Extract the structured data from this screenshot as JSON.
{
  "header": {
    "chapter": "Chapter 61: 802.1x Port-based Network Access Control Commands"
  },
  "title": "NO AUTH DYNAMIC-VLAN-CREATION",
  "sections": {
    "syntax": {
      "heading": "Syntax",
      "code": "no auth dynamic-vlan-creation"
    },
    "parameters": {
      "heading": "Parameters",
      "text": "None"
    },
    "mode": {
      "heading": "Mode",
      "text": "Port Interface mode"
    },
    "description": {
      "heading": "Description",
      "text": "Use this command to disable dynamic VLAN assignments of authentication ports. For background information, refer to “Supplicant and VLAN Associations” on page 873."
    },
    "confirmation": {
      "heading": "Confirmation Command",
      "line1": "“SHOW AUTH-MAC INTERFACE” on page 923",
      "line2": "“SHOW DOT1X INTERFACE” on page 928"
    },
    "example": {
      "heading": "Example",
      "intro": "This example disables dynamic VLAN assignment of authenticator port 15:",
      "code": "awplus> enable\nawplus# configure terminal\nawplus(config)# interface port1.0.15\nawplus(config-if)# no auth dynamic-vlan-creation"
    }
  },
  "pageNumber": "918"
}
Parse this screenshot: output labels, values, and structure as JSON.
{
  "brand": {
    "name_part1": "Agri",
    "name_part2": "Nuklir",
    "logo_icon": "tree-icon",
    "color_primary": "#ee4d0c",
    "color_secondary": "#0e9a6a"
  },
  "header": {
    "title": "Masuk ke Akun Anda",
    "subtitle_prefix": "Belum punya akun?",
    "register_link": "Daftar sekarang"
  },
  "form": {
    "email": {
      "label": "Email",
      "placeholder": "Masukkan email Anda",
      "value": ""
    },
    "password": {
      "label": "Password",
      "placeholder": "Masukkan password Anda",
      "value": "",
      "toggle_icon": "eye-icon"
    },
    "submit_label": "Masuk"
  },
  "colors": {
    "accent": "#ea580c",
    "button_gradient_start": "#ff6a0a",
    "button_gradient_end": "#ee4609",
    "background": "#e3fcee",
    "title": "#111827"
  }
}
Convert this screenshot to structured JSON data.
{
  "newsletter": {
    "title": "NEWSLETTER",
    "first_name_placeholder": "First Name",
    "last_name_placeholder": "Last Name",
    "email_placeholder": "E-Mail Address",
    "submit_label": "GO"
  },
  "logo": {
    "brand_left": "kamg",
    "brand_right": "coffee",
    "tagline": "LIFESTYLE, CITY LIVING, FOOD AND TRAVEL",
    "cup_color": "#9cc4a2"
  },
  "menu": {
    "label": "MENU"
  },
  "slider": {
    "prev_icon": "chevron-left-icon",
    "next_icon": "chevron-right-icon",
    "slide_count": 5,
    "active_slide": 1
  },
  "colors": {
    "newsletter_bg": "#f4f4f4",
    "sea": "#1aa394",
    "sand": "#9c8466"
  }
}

Directive.
Give back all the data exactly as written.

The output.
Extract the structured data from this screenshot as JSON.
{
  "header": {
    "chapter": "Chapter 61: 802.1x Port-based Network Access Control Commands"
  },
  "title": "NO AUTH DYNAMIC-VLAN-CREATION",
  "sections": {
    "syntax": {
      "heading": "Syntax",
      "code": "no auth dynamic-vlan-creation"
    },
    "parameters": {
      "heading": "Parameters",
      "text": "None"
    },
    "mode": {
      "heading": "Mode",
      "text": "Port Interface mode"
    },
    "description": {
      "heading": "Description",
      "text": "Use this command to disable dynamic VLAN assignments of authentication ports. For background information, refer to “Supplicant and VLAN Associations” on page 873."
    },
    "confirmation": {
      "heading": "Confirmation Command",
      "line1": "“SHOW AUTH-MAC INTERFACE” on page 923",
      "line2": "“SHOW DOT1X INTERFACE” on page 928"
    },
    "example": {
      "heading": "Example",
      "intro": "This example disables dynamic VLAN assignment of authenticator port 15:",
      "code": "awplus> enable\nawplus# configure terminal\nawplus(config)# interface port1.0.15\nawplus(config-if)# no auth dynamic-vlan-creation"
    }
  },
  "pageNumber": "918"
}
Parse this screenshot: output labels, values, and structure as JSON.
{
  "brand": {
    "name_part1": "Agri",
    "name_part2": "Nuklir",
    "logo_icon": "tree-icon",
    "color_primary": "#ee4d0c",
    "color_secondary": "#0e9a6a"
  },
  "header": {
    "title": "Masuk ke Akun Anda",
    "subtitle_prefix": "Belum punya akun?",
    "register_link": "Daftar sekarang"
  },
  "form": {
    "email": {
      "label": "Email",
      "placeholder": "Masukkan email Anda",
      "value": ""
    },
    "password": {
      "label": "Password",
      "placeholder": "Masukkan password Anda",
      "value": "",
      "toggle_icon": "eye-icon"
    },
    "submit_label": "Masuk"
  },
  "colors": {
    "accent": "#ea580c",
    "button_gradient_start": "#ff6a0a",
    "button_gradient_end": "#ee4609",
    "background": "#e3fcee",
    "title": "#111827"
  }
}
Convert this screenshot to structured JSON data.
{
  "newsletter": {
    "title": "NEWSLETTER",
    "first_name_placeholder": "First Name",
    "last_name_placeholder": "Last Name",
    "email_placeholder": "E-Mail Address",
    "submit_label": "GO"
  },
  "logo": {
    "brand_left": "kamg",
    "brand_right": "coffee",
    "tagline": "LIFESTYLE, CITY LIVING, FOOD AND TRAVEL",
    "cup_color": "#9cc4a2"
  },
  "menu": {
    "label": "MENU"
  },
  "slider": {
    "prev_icon": "chevron-left-icon",
    "next_icon": "chevron-right-icon",
    "slide_count": 5,
    "active_slide": 1
  },
  "colors": {
    "newsletter_bg": "#f4f4f4",
    "sea": "#1aa394",
    "sand": "#9c8466"
  }
}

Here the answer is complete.